» **TASK DESCRIPTION**:
Recast every line of the entries below as a Markdown table with two columns, n for the row number and Line for the line itself, and omit any blank lines.

» **DATA EXTRACT**:
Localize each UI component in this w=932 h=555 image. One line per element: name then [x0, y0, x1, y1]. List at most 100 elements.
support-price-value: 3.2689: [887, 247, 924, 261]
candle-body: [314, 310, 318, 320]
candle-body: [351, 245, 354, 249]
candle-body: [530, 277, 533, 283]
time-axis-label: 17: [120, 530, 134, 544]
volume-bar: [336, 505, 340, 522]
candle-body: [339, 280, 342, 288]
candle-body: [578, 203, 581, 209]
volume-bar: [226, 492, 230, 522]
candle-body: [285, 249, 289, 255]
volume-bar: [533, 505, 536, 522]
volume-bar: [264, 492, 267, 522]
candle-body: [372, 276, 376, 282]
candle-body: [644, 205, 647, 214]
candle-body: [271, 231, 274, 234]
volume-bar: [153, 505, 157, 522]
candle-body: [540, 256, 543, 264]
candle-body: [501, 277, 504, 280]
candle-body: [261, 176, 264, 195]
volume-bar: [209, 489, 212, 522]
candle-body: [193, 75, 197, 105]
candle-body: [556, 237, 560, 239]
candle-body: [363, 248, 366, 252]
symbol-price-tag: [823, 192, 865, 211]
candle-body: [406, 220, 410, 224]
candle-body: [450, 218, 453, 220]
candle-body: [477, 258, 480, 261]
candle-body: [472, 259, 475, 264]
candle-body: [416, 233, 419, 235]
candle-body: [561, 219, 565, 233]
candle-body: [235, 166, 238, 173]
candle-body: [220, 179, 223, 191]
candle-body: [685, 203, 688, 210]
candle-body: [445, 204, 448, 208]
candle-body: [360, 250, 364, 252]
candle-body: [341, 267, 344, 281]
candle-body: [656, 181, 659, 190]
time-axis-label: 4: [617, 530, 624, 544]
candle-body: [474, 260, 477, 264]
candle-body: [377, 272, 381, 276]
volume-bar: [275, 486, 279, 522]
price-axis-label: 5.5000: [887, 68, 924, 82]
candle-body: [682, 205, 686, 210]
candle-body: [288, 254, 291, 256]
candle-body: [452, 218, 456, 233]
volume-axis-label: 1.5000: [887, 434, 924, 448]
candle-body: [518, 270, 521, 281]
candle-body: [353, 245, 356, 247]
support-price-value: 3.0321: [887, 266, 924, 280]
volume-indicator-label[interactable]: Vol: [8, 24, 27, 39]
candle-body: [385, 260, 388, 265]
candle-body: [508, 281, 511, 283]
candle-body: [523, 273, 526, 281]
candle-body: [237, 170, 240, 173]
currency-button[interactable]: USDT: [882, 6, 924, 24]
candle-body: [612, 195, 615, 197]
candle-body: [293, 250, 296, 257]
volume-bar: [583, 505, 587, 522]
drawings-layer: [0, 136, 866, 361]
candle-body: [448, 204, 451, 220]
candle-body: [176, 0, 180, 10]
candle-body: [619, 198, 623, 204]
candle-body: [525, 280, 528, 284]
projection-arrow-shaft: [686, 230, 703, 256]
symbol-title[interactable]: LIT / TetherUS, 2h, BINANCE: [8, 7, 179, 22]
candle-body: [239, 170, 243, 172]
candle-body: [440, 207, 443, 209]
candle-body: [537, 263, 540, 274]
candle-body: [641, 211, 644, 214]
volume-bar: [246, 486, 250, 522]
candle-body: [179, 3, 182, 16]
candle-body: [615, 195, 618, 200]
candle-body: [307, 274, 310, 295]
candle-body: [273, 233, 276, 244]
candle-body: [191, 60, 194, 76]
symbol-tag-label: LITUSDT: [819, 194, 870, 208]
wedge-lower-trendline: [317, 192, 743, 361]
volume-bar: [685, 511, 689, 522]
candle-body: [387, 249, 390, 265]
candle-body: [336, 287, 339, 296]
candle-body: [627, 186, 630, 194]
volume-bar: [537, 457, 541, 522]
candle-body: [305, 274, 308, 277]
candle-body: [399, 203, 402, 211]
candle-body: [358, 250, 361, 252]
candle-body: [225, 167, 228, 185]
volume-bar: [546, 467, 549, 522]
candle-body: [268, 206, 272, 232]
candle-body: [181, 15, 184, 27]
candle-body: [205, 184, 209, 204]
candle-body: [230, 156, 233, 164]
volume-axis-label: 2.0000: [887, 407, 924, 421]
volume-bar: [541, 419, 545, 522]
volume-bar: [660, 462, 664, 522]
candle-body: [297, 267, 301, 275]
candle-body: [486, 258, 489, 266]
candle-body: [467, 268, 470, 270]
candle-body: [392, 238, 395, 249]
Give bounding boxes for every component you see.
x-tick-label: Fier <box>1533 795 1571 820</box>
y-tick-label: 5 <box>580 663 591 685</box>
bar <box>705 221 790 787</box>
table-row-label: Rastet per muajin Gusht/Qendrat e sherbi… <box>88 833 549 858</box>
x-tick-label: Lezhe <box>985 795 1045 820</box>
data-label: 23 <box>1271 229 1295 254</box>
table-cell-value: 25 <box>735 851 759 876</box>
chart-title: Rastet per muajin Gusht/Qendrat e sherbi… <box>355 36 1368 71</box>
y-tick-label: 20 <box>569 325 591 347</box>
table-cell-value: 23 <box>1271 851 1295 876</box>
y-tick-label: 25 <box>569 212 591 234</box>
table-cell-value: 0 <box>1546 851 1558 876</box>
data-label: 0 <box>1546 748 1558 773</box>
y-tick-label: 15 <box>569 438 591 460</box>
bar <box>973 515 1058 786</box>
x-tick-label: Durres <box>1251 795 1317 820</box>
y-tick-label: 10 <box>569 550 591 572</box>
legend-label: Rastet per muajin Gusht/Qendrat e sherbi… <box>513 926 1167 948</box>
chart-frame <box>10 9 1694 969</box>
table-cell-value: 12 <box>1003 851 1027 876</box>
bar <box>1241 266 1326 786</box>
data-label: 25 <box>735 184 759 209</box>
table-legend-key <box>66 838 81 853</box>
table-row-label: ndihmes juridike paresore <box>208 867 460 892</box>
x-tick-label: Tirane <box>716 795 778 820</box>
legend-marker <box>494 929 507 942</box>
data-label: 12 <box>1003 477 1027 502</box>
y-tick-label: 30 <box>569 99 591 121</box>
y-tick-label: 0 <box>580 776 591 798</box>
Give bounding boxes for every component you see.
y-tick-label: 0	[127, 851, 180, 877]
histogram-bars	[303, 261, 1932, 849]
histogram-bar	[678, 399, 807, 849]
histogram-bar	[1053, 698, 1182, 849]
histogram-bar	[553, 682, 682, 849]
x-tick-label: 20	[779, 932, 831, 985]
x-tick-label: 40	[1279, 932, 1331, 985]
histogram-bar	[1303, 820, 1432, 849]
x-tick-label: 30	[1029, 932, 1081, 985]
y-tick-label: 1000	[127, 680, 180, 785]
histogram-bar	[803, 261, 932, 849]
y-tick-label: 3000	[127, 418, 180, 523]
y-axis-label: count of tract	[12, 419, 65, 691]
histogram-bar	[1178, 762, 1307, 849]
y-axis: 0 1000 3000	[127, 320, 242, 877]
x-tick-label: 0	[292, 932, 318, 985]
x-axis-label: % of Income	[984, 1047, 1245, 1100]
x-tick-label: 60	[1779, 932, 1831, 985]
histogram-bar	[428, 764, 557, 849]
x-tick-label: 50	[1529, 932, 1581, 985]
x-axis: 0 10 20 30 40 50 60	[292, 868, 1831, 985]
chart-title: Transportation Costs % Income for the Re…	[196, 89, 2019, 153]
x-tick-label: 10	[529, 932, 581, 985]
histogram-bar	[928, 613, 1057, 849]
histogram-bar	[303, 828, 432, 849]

» **OUTPUT OF THE EXERCISE**:
| n | Line |
|---|---|
| 1 | Localize each UI component in this w=932 h=555 image. One line per element: name then [x0, y0, x1, y1]. List at most 100 elements. |
| 2 | support-price-value: 3.2689: [887, 247, 924, 261] |
| 3 | candle-body: [314, 310, 318, 320] |
| 4 | candle-body: [351, 245, 354, 249] |
| 5 | candle-body: [530, 277, 533, 283] |
| 6 | time-axis-label: 17: [120, 530, 134, 544] |
| 7 | volume-bar: [336, 505, 340, 522] |
| 8 | candle-body: [339, 280, 342, 288] |
| 9 | candle-body: [578, 203, 581, 209] |
| 10 | volume-bar: [226, 492, 230, 522] |
| 11 | candle-body: [285, 249, 289, 255] |
| 12 | volume-bar: [533, 505, 536, 522] |
| 13 | volume-bar: [264, 492, 267, 522] |
| 14 | candle-body: [372, 276, 376, 282] |
| 15 | candle-body: [644, 205, 647, 214] |
| 16 | candle-body: [271, 231, 274, 234] |
| 17 | volume-bar: [153, 505, 157, 522] |
| 18 | candle-body: [540, 256, 543, 264] |
| 19 | candle-body: [501, 277, 504, 280] |
| 20 | candle-body: [261, 176, 264, 195] |
| 21 | volume-bar: [209, 489, 212, 522] |
| 22 | candle-body: [193, 75, 197, 105] |
| 23 | candle-body: [556, 237, 560, 239] |
| 24 | candle-body: [363, 248, 366, 252] |
| 25 | symbol-price-tag: [823, 192, 865, 211] |
| 26 | candle-body: [406, 220, 410, 224] |
| 27 | candle-body: [450, 218, 453, 220] |
| 28 | candle-body: [477, 258, 480, 261] |
| 29 | candle-body: [472, 259, 475, 264] |
| 30 | candle-body: [416, 233, 419, 235] |
| 31 | candle-body: [561, 219, 565, 233] |
| 32 | candle-body: [235, 166, 238, 173] |
| 33 | candle-body: [220, 179, 223, 191] |
| 34 | candle-body: [685, 203, 688, 210] |
| 35 | candle-body: [445, 204, 448, 208] |
| 36 | candle-body: [360, 250, 364, 252] |
| 37 | candle-body: [341, 267, 344, 281] |
| 38 | candle-body: [656, 181, 659, 190] |
| 39 | time-axis-label: 4: [617, 530, 624, 544] |
| 40 | candle-body: [474, 260, 477, 264] |
| 41 | candle-body: [377, 272, 381, 276] |
| 42 | volume-bar: [275, 486, 279, 522] |
| 43 | price-axis-label: 5.5000: [887, 68, 924, 82] |
| 44 | candle-body: [682, 205, 686, 210] |
| 45 | candle-body: [288, 254, 291, 256] |
| 46 | candle-body: [452, 218, 456, 233] |
| 47 | volume-axis-label: 1.5000: [887, 434, 924, 448] |
| 48 | candle-body: [518, 270, 521, 281] |
| 49 | candle-body: [353, 245, 356, 247] |
| 50 | support-price-value: 3.0321: [887, 266, 924, 280] |
| 51 | volume-indicator-label[interactable]: Vol: [8, 24, 27, 39] |
| 52 | candle-body: [385, 260, 388, 265] |
| 53 | candle-body: [508, 281, 511, 283] |
| 54 | candle-body: [523, 273, 526, 281] |
| 55 | candle-body: [237, 170, 240, 173] |
| 56 | currency-button[interactable]: USDT: [882, 6, 924, 24] |
| 57 | candle-body: [612, 195, 615, 197] |
| 58 | candle-body: [293, 250, 296, 257] |
| 59 | volume-bar: [583, 505, 587, 522] |
| 60 | drawings-layer: [0, 136, 866, 361] |
| 61 | candle-body: [448, 204, 451, 220] |
| 62 | candle-body: [176, 0, 180, 10] |
| 63 | candle-body: [619, 198, 623, 204] |
| 64 | candle-body: [525, 280, 528, 284] |
| 65 | projection-arrow-shaft: [686, 230, 703, 256] |
| 66 | symbol-title[interactable]: LIT / TetherUS, 2h, BINANCE: [8, 7, 179, 22] |
| 67 | candle-body: [239, 170, 243, 172] |
| 68 | candle-body: [440, 207, 443, 209] |
| 69 | candle-body: [537, 263, 540, 274] |
| 70 | candle-body: [641, 211, 644, 214] |
| 71 | volume-bar: [246, 486, 250, 522] |
| 72 | candle-body: [179, 3, 182, 16] |
| 73 | candle-body: [615, 195, 618, 200] |
| 74 | candle-body: [307, 274, 310, 295] |
| 75 | candle-body: [273, 233, 276, 244] |
| 76 | candle-body: [191, 60, 194, 76] |
| 77 | symbol-tag-label: LITUSDT: [819, 194, 870, 208] |
| 78 | wedge-lower-trendline: [317, 192, 743, 361] |
| 79 | volume-bar: [685, 511, 689, 522] |
| 80 | candle-body: [387, 249, 390, 265] |
| 81 | candle-body: [336, 287, 339, 296] |
| 82 | candle-body: [627, 186, 630, 194] |
| 83 | volume-bar: [537, 457, 541, 522] |
| 84 | candle-body: [305, 274, 308, 277] |
| 85 | candle-body: [399, 203, 402, 211] |
| 86 | candle-body: [358, 250, 361, 252] |
| 87 | candle-body: [225, 167, 228, 185] |
| 88 | volume-bar: [546, 467, 549, 522] |
| 89 | candle-body: [268, 206, 272, 232] |
| 90 | candle-body: [181, 15, 184, 27] |
| 91 | candle-body: [205, 184, 209, 204] |
| 92 | candle-body: [230, 156, 233, 164] |
| 93 | volume-axis-label: 2.0000: [887, 407, 924, 421] |
| 94 | volume-bar: [541, 419, 545, 522] |
| 95 | volume-bar: [660, 462, 664, 522] |
| 96 | candle-body: [297, 267, 301, 275] |
| 97 | candle-body: [486, 258, 489, 266] |
| 98 | candle-body: [467, 268, 470, 270] |
| 99 | candle-body: [392, 238, 395, 249] |
| 100 | Give bounding boxes for every component you see. |
| 101 | x-tick-label: Fier <box>1533 795 1571 820</box> |
| 102 | y-tick-label: 5 <box>580 663 591 685</box> |
| 103 | bar <box>705 221 790 787</box> |
| 104 | table-row-label: Rastet per muajin Gusht/Qendrat e sherbi… <box>88 833 549 858</box> |
| 105 | x-tick-label: Lezhe <box>985 795 1045 820</box> |
| 106 | data-label: 23 <box>1271 229 1295 254</box> |
| 107 | table-cell-value: 25 <box>735 851 759 876</box> |
| 108 | chart-title: Rastet per muajin Gusht/Qendrat e sherbi… <box>355 36 1368 71</box> |
| 109 | y-tick-label: 20 <box>569 325 591 347</box> |
| 110 | table-cell-value: 23 <box>1271 851 1295 876</box> |
| 111 | y-tick-label: 25 <box>569 212 591 234</box> |
| 112 | table-cell-value: 0 <box>1546 851 1558 876</box> |
| 113 | data-label: 0 <box>1546 748 1558 773</box> |
| 114 | y-tick-label: 15 <box>569 438 591 460</box> |
| 115 | bar <box>973 515 1058 786</box> |
| 116 | x-tick-label: Durres <box>1251 795 1317 820</box> |
| 117 | y-tick-label: 10 <box>569 550 591 572</box> |
| 118 | legend-label: Rastet per muajin Gusht/Qendrat e sherbi… <box>513 926 1167 948</box> |
| 119 | chart-frame <box>10 9 1694 969</box> |
| 120 | table-cell-value: 12 <box>1003 851 1027 876</box> |
| 121 | bar <box>1241 266 1326 786</box> |
| 122 | data-label: 25 <box>735 184 759 209</box> |
| 123 | table-legend-key <box>66 838 81 853</box> |
| 124 | table-row-label: ndihmes juridike paresore <box>208 867 460 892</box> |
| 125 | x-tick-label: Tirane <box>716 795 778 820</box> |
| 126 | legend-marker <box>494 929 507 942</box> |
| 127 | data-label: 12 <box>1003 477 1027 502</box> |
| 128 | y-tick-label: 30 <box>569 99 591 121</box> |
| 129 | y-tick-label: 0 <box>580 776 591 798</box> |
| 130 | Give bounding boxes for every component you see. |
| 131 | y-tick-label: 0	[127, 851, 180, 877] |
| 132 | histogram-bars	[303, 261, 1932, 849] |
| 133 | histogram-bar	[678, 399, 807, 849] |
| 134 | histogram-bar	[1053, 698, 1182, 849] |
| 135 | histogram-bar	[553, 682, 682, 849] |
| 136 | x-tick-label: 20	[779, 932, 831, 985] |
| 137 | x-tick-label: 40	[1279, 932, 1331, 985] |
| 138 | histogram-bar	[1303, 820, 1432, 849] |
| 139 | x-tick-label: 30	[1029, 932, 1081, 985] |
| 140 | y-tick-label: 1000	[127, 680, 180, 785] |
| 141 | histogram-bar	[803, 261, 932, 849] |
| 142 | y-tick-label: 3000	[127, 418, 180, 523] |
| 143 | y-axis-label: count of tract	[12, 419, 65, 691] |
| 144 | histogram-bar	[1178, 762, 1307, 849] |
| 145 | y-axis: 0 1000 3000	[127, 320, 242, 877] |
| 146 | x-tick-label: 0	[292, 932, 318, 985] |
| 147 | x-axis-label: % of Income	[984, 1047, 1245, 1100] |
| 148 | x-tick-label: 60	[1779, 932, 1831, 985] |
| 149 | histogram-bar	[428, 764, 557, 849] |
| 150 | x-tick-label: 50	[1529, 932, 1581, 985] |
| 151 | x-axis: 0 10 20 30 40 50 60	[292, 868, 1831, 985] |
| 152 | chart-title: Transportation Costs % Income for the Re…	[196, 89, 2019, 153] |
| 153 | x-tick-label: 10	[529, 932, 581, 985] |
| 154 | histogram-bar	[928, 613, 1057, 849] |
| 155 | histogram-bar	[303, 828, 432, 849] |